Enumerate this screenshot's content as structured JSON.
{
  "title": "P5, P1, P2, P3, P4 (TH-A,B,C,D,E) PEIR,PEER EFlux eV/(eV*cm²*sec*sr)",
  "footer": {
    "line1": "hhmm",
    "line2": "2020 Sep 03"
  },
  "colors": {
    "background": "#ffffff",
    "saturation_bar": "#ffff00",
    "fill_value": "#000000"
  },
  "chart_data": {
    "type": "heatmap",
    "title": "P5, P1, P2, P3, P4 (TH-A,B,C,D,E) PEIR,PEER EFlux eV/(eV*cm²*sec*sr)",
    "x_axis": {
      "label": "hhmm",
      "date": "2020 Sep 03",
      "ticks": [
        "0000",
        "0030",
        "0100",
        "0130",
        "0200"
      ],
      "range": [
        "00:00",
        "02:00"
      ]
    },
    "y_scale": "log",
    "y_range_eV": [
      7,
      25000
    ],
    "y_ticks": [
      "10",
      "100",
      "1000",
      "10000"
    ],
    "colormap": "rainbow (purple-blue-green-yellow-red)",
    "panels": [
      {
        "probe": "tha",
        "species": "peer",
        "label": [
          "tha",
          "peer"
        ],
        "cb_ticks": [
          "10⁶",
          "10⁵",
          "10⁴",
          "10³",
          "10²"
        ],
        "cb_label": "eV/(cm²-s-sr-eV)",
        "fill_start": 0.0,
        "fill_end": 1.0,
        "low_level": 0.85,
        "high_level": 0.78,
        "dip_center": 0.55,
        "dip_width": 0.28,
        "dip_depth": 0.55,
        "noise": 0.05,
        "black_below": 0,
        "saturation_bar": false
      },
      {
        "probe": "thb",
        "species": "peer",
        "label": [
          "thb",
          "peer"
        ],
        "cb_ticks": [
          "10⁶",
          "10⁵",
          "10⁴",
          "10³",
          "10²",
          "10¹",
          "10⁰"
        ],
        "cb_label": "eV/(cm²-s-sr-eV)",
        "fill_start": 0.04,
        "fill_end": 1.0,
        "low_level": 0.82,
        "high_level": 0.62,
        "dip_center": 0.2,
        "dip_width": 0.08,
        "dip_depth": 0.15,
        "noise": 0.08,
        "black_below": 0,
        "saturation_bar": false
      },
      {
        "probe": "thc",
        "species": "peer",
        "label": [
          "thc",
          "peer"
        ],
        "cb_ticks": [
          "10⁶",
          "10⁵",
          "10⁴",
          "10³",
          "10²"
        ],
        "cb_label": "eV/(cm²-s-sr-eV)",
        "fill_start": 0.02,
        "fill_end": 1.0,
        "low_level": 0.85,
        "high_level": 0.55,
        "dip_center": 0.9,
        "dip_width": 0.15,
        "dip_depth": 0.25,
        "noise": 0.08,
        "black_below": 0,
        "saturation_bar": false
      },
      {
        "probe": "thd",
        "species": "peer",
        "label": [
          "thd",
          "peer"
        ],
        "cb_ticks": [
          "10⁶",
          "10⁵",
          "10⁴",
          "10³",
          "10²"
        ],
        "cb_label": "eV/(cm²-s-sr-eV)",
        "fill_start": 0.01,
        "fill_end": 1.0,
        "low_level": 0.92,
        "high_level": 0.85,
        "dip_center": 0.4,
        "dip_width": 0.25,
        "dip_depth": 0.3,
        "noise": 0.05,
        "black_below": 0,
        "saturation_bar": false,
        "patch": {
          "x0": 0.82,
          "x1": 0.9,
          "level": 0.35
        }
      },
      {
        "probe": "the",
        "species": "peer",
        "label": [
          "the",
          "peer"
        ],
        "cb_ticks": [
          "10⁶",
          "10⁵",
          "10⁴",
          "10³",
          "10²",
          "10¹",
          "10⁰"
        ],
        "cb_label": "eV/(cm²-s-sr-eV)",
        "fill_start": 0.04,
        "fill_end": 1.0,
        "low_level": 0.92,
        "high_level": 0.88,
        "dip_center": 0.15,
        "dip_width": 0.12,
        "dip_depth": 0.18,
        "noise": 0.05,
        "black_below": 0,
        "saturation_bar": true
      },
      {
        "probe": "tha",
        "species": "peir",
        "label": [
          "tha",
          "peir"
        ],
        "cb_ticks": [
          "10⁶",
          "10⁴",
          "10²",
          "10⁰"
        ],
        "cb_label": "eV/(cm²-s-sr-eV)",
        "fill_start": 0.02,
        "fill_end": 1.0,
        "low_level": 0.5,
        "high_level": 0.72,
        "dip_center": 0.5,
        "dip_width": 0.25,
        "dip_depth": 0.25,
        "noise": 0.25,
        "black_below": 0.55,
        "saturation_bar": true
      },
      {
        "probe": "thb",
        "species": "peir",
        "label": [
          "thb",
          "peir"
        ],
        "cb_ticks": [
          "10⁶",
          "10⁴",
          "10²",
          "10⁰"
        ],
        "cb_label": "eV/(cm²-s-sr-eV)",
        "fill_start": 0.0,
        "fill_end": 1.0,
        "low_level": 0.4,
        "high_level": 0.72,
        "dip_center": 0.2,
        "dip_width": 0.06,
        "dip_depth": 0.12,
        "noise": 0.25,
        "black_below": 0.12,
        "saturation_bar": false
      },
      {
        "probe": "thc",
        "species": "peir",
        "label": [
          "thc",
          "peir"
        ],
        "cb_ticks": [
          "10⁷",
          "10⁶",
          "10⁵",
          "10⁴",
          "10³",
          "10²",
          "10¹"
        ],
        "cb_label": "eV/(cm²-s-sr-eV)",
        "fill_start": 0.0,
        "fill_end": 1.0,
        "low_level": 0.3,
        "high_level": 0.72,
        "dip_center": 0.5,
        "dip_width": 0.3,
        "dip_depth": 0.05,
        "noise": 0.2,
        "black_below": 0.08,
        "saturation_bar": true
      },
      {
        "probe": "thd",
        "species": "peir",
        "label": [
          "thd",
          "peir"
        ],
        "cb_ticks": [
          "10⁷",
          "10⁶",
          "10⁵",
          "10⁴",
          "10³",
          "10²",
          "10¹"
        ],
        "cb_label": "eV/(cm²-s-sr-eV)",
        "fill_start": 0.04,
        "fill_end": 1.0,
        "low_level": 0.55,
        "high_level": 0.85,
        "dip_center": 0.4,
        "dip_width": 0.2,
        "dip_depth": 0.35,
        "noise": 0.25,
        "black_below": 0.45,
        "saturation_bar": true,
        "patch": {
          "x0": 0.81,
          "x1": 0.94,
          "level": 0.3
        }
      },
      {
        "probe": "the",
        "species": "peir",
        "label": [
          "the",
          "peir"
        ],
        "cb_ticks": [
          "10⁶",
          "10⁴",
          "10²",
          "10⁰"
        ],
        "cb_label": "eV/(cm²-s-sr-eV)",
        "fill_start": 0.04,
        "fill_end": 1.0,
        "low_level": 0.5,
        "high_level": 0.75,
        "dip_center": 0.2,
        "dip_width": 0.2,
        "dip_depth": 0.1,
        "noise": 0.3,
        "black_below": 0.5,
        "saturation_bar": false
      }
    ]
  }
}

- - -

Only a number is wanted: how many lines contain the word "title"?

#### Task answer
2